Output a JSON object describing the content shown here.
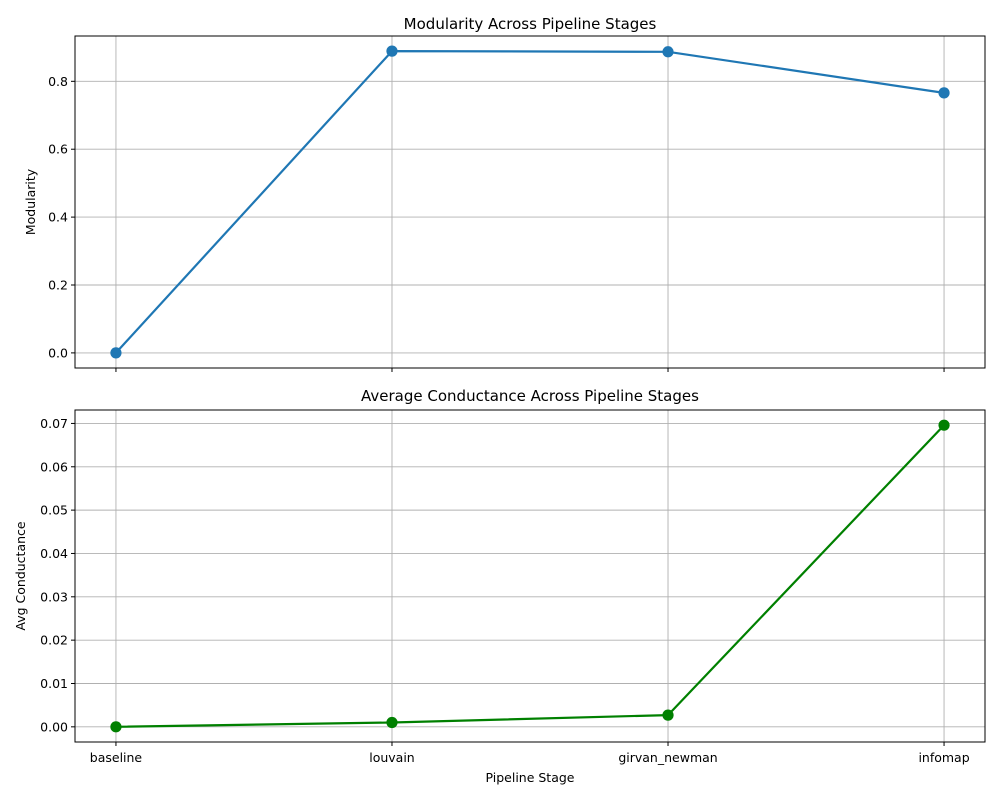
{
  "chart_data": [
    {
      "type": "line",
      "title": "Modularity Across Pipeline Stages",
      "xlabel": "",
      "ylabel": "Modularity",
      "categories": [
        "baseline",
        "louvain",
        "girvan_newman",
        "infomap"
      ],
      "show_x_tick_labels": false,
      "series": [
        {
          "values": [
            0.0,
            0.889,
            0.887,
            0.766
          ],
          "color": "#1f77b4"
        }
      ],
      "ylim": [
        -0.0445,
        0.9335
      ],
      "yticks": [
        0.0,
        0.2,
        0.4,
        0.6,
        0.8
      ],
      "ytick_labels": [
        "0.0",
        "0.2",
        "0.4",
        "0.6",
        "0.8"
      ],
      "grid": true
    },
    {
      "type": "line",
      "title": "Average Conductance Across Pipeline Stages",
      "xlabel": "Pipeline Stage",
      "ylabel": "Avg Conductance",
      "categories": [
        "baseline",
        "louvain",
        "girvan_newman",
        "infomap"
      ],
      "show_x_tick_labels": true,
      "series": [
        {
          "values": [
            0.0,
            0.001,
            0.0027,
            0.0696
          ],
          "color": "#008000"
        }
      ],
      "ylim": [
        -0.0035,
        0.0731
      ],
      "yticks": [
        0.0,
        0.01,
        0.02,
        0.03,
        0.04,
        0.05,
        0.06,
        0.07
      ],
      "ytick_labels": [
        "0.00",
        "0.01",
        "0.02",
        "0.03",
        "0.04",
        "0.05",
        "0.06",
        "0.07"
      ],
      "grid": true
    }
  ]
}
:::::
§ Written task
Pick out lines containing the word "Pipeline", each one as written.

§ Solution to this task
      "title": "Modularity Across Pipeline Stages",
      "title": "Average Conductance Across Pipeline Stages",
      "xlabel": "Pipeline Stage",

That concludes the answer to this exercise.